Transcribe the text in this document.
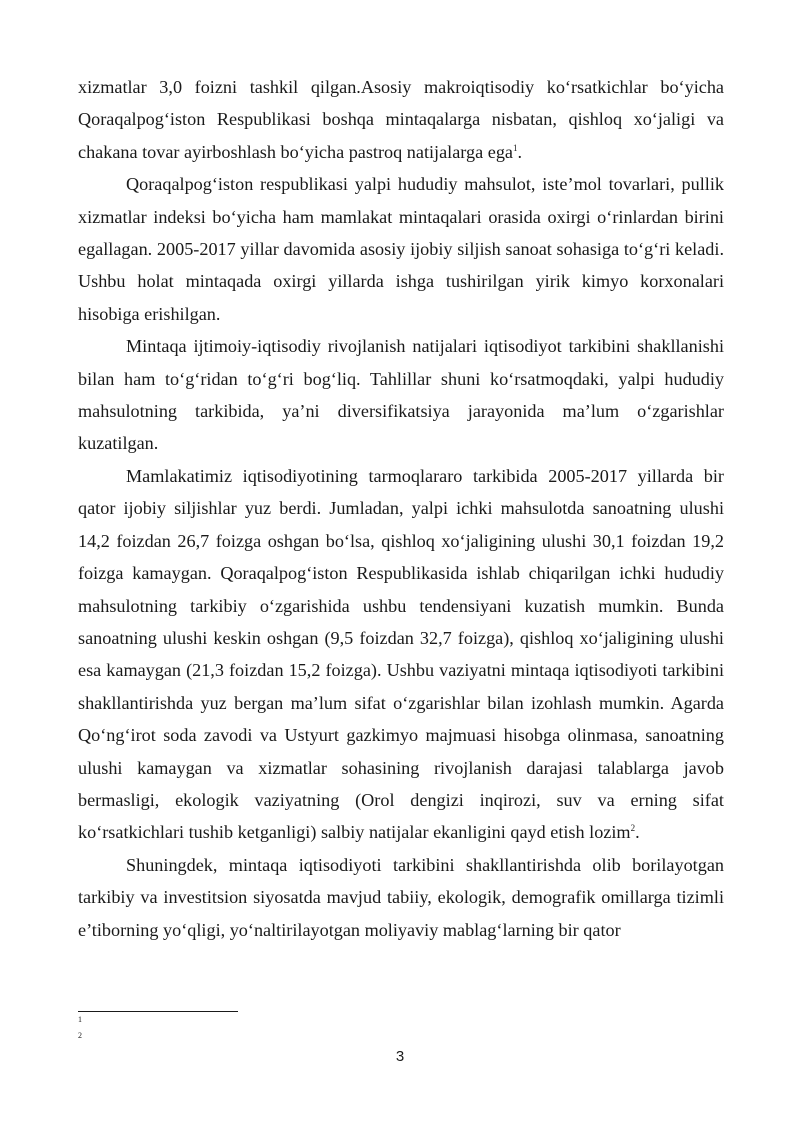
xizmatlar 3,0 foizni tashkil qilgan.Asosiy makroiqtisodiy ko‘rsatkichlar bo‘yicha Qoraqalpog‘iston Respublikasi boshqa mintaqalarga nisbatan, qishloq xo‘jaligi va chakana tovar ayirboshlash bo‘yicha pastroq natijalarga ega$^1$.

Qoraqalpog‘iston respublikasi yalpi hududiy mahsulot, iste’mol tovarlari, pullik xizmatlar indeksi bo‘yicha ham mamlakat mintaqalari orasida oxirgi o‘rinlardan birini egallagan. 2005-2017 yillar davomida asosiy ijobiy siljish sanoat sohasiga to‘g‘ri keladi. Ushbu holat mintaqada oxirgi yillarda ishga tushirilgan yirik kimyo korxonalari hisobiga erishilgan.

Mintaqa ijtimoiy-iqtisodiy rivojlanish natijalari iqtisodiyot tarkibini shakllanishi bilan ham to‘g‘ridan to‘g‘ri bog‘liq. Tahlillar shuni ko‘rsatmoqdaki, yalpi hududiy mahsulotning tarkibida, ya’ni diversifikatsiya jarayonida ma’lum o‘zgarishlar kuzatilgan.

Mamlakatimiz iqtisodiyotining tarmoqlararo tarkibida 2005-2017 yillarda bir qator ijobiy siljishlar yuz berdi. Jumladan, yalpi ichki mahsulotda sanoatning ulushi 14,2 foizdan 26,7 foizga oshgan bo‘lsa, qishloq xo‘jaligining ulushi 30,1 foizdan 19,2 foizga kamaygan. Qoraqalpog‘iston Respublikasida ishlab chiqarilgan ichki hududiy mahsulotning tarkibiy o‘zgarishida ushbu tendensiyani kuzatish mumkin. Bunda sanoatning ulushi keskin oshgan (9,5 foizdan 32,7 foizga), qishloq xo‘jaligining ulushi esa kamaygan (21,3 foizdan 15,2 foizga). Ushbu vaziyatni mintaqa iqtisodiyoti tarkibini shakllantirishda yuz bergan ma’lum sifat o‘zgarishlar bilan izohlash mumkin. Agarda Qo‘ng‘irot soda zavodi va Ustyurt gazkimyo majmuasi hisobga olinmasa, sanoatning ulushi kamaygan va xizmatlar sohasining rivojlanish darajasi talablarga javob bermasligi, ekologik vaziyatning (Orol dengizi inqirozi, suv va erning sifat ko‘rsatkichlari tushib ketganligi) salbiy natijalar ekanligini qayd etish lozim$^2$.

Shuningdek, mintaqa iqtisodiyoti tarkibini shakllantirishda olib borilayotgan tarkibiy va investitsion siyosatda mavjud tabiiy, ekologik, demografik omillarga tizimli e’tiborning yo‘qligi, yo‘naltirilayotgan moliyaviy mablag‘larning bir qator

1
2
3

##########

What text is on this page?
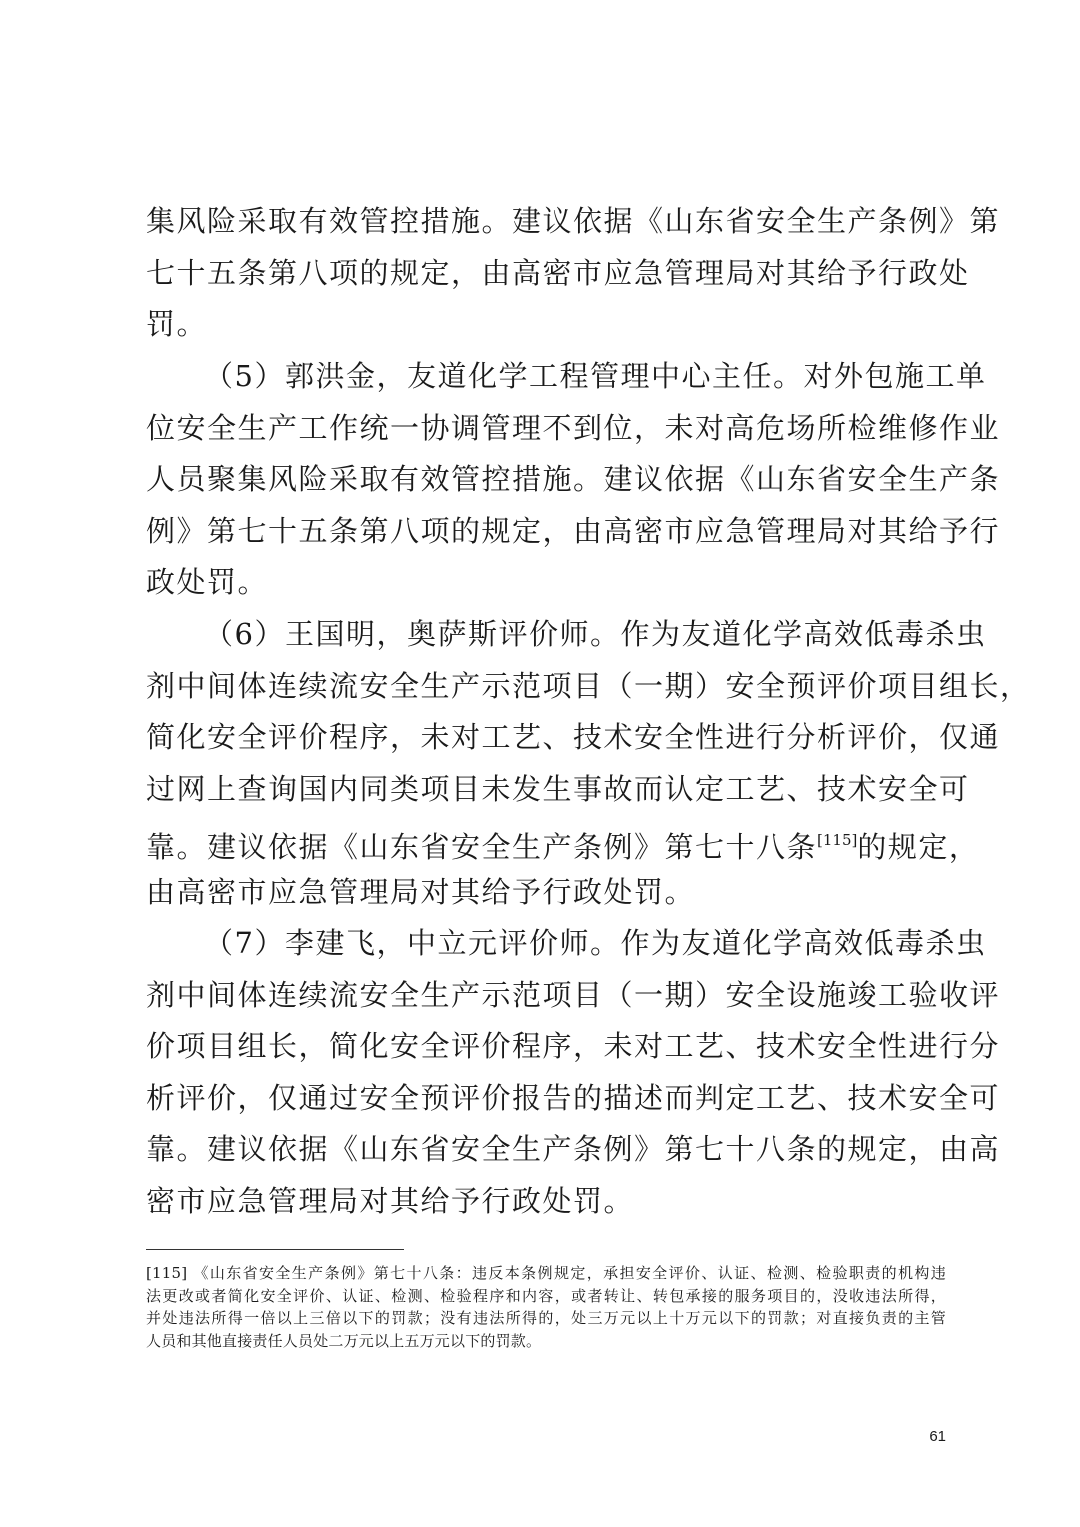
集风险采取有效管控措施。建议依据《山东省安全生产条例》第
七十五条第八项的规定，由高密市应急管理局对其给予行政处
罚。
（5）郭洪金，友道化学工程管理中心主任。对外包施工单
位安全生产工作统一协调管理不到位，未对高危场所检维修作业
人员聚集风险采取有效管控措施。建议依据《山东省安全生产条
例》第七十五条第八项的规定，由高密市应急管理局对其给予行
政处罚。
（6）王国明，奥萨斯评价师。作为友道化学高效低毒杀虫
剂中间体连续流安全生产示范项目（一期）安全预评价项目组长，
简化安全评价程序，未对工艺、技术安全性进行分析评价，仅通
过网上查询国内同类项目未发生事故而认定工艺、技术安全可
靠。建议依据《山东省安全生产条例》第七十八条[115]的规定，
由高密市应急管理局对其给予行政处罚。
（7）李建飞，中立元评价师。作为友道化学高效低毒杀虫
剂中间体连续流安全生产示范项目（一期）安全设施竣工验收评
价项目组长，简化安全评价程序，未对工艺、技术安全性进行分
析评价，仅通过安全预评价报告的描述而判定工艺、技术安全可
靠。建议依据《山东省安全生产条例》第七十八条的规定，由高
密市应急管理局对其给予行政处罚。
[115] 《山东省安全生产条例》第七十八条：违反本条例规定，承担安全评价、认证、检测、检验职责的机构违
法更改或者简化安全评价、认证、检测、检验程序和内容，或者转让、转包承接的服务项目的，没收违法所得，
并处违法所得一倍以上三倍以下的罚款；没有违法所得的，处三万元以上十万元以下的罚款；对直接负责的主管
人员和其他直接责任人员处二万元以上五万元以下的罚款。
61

##########

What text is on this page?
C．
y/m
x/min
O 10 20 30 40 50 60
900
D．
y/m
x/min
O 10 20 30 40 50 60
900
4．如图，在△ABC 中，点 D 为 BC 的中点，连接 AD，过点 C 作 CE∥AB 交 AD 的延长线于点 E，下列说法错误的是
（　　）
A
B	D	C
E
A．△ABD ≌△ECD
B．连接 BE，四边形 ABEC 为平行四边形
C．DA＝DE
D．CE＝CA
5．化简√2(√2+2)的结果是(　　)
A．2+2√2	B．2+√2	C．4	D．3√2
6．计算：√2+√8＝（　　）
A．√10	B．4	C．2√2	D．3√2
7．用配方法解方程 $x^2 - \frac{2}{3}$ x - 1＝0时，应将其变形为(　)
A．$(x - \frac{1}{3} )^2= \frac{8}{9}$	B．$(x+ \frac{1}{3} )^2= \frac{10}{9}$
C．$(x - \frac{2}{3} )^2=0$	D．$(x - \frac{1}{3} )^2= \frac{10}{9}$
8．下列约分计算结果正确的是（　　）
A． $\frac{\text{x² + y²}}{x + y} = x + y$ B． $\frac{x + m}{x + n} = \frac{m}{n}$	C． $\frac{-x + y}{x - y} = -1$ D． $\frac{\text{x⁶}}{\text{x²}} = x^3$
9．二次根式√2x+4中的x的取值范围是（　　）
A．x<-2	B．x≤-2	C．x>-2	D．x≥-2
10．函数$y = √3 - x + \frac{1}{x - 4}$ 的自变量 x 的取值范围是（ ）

##########

# [Exercise]
Return each line that includes "山东省安全生产条例".

# [Solution to the exercise]
集风险采取有效管控措施。建议依据《山东省安全生产条例》第
靠。建议依据《山东省安全生产条例》第七十八条[115]的规定，
靠。建议依据《山东省安全生产条例》第七十八条的规定，由高
[115] 《山东省安全生产条例》第七十八条：违反本条例规定，承担安全评价、认证、检测、检验职责的机构违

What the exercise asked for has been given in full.